▶ **Your task**
Below are some records. Copy every line in them that holds "myös".

[Raw records]
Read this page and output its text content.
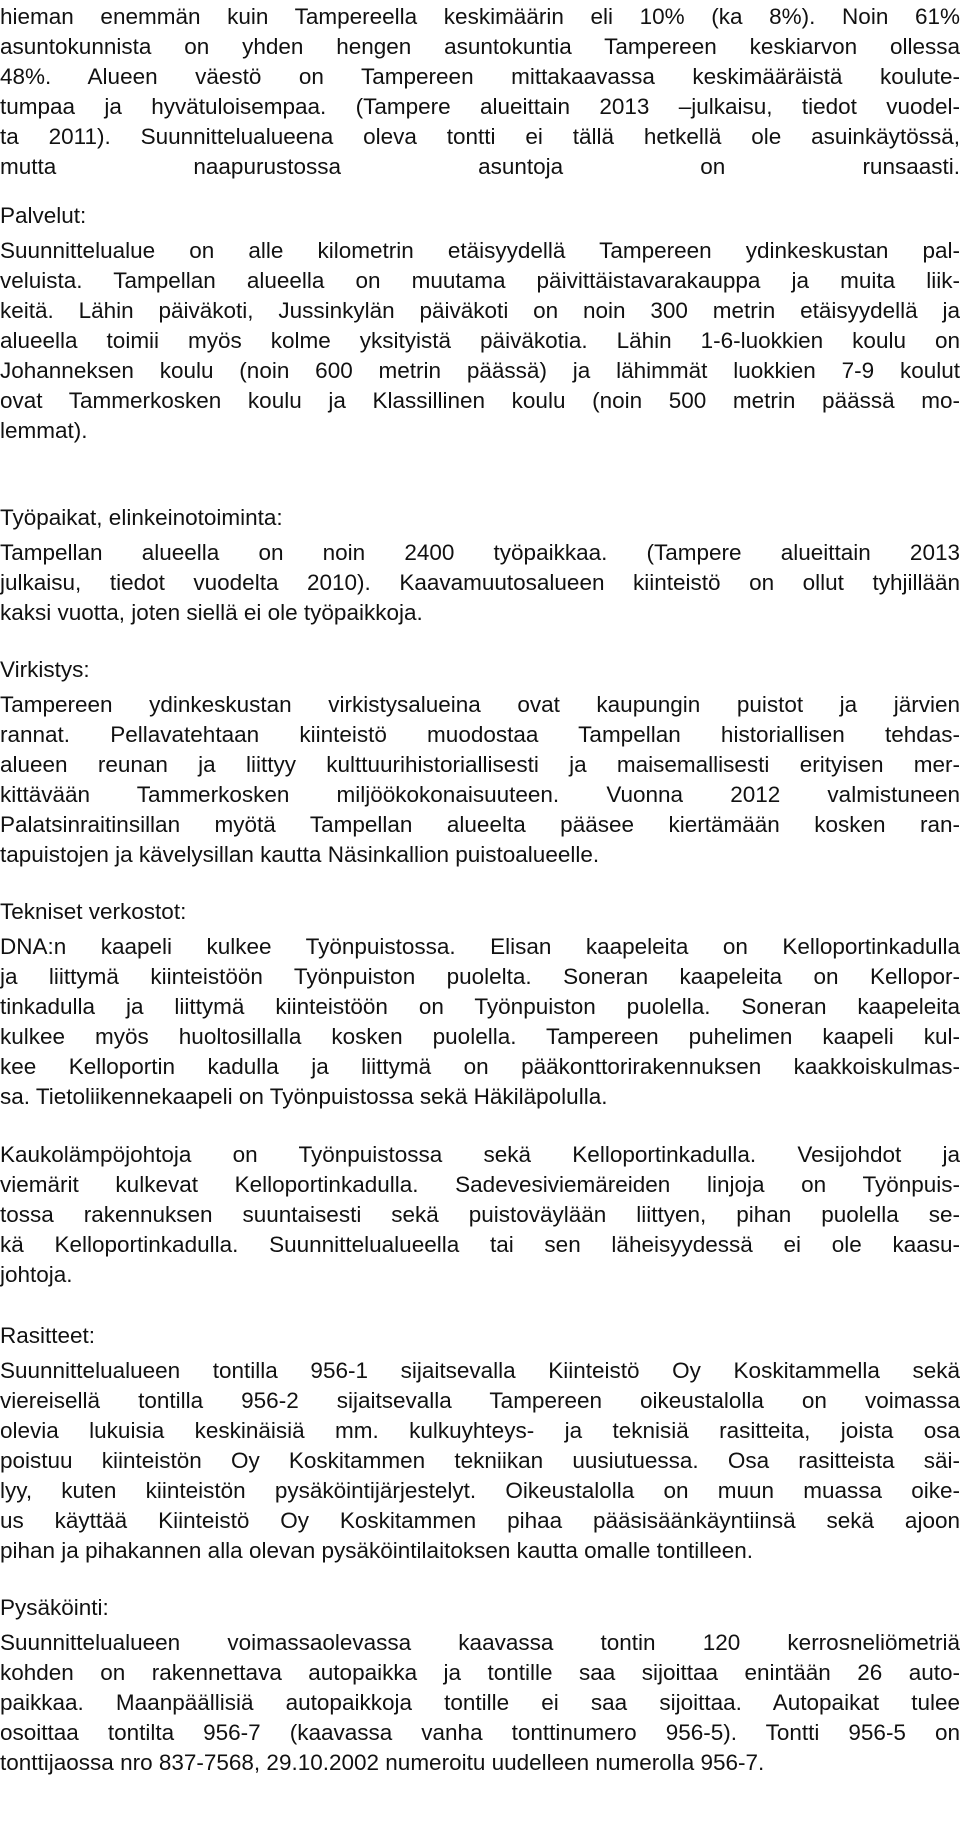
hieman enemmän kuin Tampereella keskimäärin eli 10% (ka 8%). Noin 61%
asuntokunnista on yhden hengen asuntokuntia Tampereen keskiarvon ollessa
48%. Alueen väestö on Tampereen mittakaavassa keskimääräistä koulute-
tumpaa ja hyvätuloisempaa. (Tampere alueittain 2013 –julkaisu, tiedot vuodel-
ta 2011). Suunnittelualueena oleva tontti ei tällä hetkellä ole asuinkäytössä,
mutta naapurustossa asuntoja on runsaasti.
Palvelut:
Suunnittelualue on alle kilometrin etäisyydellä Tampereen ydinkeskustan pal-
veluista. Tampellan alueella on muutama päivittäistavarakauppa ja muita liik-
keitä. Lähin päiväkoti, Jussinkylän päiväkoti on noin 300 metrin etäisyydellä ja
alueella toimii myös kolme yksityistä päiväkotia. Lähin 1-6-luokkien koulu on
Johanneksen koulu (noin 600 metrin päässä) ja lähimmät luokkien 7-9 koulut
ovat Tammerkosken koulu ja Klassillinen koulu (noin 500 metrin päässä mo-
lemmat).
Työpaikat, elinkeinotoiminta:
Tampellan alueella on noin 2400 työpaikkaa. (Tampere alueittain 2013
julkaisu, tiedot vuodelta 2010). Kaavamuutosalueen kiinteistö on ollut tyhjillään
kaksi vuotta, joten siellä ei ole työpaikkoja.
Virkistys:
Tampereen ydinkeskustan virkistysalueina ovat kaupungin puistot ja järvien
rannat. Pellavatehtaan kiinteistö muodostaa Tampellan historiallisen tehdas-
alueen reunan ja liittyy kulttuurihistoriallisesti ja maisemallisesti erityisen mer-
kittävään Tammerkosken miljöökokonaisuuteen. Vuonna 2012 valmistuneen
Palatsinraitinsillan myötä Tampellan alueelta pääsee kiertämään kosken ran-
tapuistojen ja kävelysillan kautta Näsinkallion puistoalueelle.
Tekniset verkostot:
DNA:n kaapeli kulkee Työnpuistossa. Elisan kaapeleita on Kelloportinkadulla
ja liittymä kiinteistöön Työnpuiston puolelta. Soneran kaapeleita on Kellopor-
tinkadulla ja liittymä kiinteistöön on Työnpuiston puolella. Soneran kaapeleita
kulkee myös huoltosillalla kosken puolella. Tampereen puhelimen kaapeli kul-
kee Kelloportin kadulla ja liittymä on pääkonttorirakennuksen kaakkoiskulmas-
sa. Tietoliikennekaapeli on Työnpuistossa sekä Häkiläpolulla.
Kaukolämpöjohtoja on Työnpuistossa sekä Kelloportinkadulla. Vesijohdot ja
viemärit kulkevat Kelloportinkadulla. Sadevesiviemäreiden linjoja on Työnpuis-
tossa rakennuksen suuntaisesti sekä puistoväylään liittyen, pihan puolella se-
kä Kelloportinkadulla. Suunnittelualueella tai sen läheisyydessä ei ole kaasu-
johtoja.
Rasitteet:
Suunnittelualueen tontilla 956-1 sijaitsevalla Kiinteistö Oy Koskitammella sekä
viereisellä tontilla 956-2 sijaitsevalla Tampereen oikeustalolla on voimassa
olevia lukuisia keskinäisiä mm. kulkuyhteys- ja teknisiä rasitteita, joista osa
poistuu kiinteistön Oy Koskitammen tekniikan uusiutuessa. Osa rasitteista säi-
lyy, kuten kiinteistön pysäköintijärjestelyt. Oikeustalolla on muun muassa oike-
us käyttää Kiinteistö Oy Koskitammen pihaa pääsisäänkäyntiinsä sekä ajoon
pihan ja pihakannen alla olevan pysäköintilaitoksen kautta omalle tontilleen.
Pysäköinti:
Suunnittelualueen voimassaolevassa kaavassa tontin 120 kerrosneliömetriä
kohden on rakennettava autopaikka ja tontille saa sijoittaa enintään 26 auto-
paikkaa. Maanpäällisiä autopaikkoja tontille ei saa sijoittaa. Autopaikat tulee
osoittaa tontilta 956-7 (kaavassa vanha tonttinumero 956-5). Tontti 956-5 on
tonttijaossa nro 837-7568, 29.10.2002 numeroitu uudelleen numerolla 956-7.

▶ **In response**
alueella toimii myös kolme yksityistä päiväkotia. Lähin 1-6-luokkien koulu on
kulkee myös huoltosillalla kosken puolella. Tampereen puhelimen kaapeli kul-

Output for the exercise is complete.